→ **TEXT**

Begin

17 March 2001, 14:37:00

perhaps the db gawds can explain this....

# \d radusage
          Table "radusage"
 Attribute |    Type     | Modifier
-----------+-------------+----------
 datetime  | timestamp   | not null
 account   | varchar(64) |
 usage     | integer     |
 sent      | integer     |
 recv      | integer     |
 ip        | bigint      |
 host      | bigint      |
 port      | smallint    |
Indices: idxradaccount,
         idxraddate,
         idxradoid

# \d idxradaccount
  Index "idxradaccount"
 Attribute |    Type
-----------+-------------
 account   | varchar(64)
btree

# \d idxraddate
  Index "idxraddate"
 Attribute |   Type
-----------+-----------
 datetime  | timestamp
btree

# explain select * from radusage where account = 'someuser';
NOTICE:  QUERY PLAN:

Seq Scan on radusage  (cost=0.00..13870.80 rows=5674 width=50)

and if i add in datetime (without effectively changing the semantic
meaning of the search)

# explain select * from radusage where account = 'someuser' and datetime >
'1900-01-01';
NOTICE:  QUERY PLAN:

Index Scan using idxradaccount on radusage  (cost=0.00..15295.37 rows=5668
width=50)


first case doesn't use the index, the second does use what would seem to
be the correct index

isn't that wacky????

-duck

-----------------------------------------------------------------------------
david@backpack.com            BackPack Software, Inc.        www.backpack.com
+1 651.645.7550 voice       "Life is an Adventure.

End

→ **LISTED ENTRIES**

Begin

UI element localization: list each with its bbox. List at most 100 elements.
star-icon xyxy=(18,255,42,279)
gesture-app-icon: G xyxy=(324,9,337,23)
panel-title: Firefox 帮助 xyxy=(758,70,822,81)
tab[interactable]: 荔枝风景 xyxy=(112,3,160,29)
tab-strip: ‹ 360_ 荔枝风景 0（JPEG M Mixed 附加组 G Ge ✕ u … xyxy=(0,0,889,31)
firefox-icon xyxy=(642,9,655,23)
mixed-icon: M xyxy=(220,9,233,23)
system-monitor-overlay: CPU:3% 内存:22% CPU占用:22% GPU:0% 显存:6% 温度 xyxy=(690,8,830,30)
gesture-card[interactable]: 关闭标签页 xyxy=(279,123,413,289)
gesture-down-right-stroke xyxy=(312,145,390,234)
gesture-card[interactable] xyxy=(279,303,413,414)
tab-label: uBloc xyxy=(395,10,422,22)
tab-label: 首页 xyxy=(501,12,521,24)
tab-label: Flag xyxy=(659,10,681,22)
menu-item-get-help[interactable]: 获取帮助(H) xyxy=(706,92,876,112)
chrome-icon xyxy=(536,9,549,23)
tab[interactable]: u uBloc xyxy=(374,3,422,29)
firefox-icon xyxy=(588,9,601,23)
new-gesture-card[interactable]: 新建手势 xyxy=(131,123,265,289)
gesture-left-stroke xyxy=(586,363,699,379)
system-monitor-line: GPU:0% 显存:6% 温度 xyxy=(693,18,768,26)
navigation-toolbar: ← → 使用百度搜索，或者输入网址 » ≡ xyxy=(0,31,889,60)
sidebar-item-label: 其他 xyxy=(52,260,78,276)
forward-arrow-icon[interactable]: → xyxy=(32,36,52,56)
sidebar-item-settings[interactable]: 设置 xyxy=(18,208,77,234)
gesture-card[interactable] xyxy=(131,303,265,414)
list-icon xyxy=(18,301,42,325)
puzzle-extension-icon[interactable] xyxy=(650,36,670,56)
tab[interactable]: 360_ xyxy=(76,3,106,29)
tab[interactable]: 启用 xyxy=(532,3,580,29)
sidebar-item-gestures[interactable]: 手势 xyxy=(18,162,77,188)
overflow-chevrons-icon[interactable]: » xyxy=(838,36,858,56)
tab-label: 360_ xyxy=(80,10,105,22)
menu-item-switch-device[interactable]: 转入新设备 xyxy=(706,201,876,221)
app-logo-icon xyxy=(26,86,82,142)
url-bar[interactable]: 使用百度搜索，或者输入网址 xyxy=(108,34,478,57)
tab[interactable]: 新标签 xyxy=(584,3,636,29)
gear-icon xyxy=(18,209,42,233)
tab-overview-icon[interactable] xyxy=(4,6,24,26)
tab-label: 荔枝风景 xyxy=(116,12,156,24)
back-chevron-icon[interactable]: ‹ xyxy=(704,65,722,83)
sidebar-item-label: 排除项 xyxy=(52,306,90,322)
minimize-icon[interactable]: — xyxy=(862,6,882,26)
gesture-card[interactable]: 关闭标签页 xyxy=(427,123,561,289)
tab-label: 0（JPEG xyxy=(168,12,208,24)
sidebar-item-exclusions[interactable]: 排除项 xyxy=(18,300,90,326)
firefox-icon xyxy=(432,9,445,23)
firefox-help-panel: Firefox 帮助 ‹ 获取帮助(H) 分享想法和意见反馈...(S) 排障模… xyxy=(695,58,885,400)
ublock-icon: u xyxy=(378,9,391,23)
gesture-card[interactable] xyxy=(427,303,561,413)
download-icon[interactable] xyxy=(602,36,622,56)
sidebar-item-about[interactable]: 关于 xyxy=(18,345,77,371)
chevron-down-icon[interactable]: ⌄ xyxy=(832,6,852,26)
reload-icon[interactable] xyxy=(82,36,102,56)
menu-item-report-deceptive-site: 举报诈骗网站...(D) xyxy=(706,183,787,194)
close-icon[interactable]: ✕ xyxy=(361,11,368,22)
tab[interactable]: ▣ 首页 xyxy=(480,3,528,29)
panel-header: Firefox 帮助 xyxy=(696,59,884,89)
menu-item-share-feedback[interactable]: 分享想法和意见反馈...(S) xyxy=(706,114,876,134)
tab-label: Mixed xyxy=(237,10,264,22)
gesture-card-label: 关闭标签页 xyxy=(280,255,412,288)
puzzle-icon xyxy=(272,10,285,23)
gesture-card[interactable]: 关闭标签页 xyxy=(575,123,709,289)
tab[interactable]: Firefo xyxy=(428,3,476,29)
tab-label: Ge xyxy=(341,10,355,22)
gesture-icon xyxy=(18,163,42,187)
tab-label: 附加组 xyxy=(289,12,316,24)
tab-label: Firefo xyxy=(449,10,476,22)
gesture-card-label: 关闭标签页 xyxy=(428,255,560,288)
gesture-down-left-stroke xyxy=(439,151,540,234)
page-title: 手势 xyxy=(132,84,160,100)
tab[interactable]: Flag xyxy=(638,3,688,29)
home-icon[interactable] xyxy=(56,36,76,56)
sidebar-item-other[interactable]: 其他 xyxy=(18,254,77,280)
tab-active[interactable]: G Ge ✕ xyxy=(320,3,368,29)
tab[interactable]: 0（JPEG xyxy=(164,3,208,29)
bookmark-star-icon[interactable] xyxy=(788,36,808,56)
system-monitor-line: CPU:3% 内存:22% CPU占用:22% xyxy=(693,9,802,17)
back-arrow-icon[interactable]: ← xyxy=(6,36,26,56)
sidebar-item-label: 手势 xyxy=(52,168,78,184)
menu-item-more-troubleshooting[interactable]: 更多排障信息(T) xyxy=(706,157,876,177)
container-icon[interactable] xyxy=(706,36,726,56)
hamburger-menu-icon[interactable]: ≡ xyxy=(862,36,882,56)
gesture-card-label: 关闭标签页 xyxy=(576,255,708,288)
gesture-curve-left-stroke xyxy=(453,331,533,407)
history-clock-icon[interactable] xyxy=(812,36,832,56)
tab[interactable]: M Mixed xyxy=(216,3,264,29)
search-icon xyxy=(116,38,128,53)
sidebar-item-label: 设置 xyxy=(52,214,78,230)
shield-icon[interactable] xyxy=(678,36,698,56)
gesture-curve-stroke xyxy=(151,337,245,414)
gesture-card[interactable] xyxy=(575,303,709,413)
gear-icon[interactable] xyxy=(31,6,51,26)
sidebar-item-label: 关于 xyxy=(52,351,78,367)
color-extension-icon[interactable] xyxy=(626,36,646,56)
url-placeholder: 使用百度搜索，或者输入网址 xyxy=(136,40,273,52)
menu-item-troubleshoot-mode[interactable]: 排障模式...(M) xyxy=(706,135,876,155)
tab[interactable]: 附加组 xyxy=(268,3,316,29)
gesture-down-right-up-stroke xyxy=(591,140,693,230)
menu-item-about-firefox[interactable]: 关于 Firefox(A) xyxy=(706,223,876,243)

End

→ **EXERCISE REQUIREMENTS**
1. In the post about the radusage query plans, which index does the plan for the second query use?
2. Extend the post about the radusage query plans beyond its final line.
The records are not needed for the tasks that come after them.

→ **ANSWERS TO THE EXERCISES**
1. idxradaccount

2.
+1 651.645.9798 fax            Don't forget your BackPack!"
-----------------------------------------------------------------------------

Re: voodoo index usage ;)

From

Tom Lane

Date:

17 March 2001, 15:15:43

"D. Duccini" <duccini@backpack.com> writes:
> # explain select * from radusage where account = 'someuser';
> NOTICE:  QUERY PLAN:

> Seq Scan on radusage  (cost=0.00..13870.80 rows=5674 width=50)

> and if i add in datetime (without effectively changing the semantic
> meaning of the search)

> # explain select * from radusage where account = 'someuser' and datetime >
> '1900-01-01';
> NOTICE:  QUERY PLAN:

> Index Scan using idxradaccount on radusage  (cost=0.00..15295.37 rows=5668
> width=50)

You could get more information by looking at the estimated cost of the
other alternative in each case (do SET ENABLE_SEQSCAN = OFF or SET
ENABLE_INDEXSCAN = OFF, respectively, to force the planner to choose the
other alternative).  I bet you'll find that the estimated costs are
pretty close together.  What's probably happening here is that the small
extra cost estimated for evaluating the "datetime > '1900-01-01'"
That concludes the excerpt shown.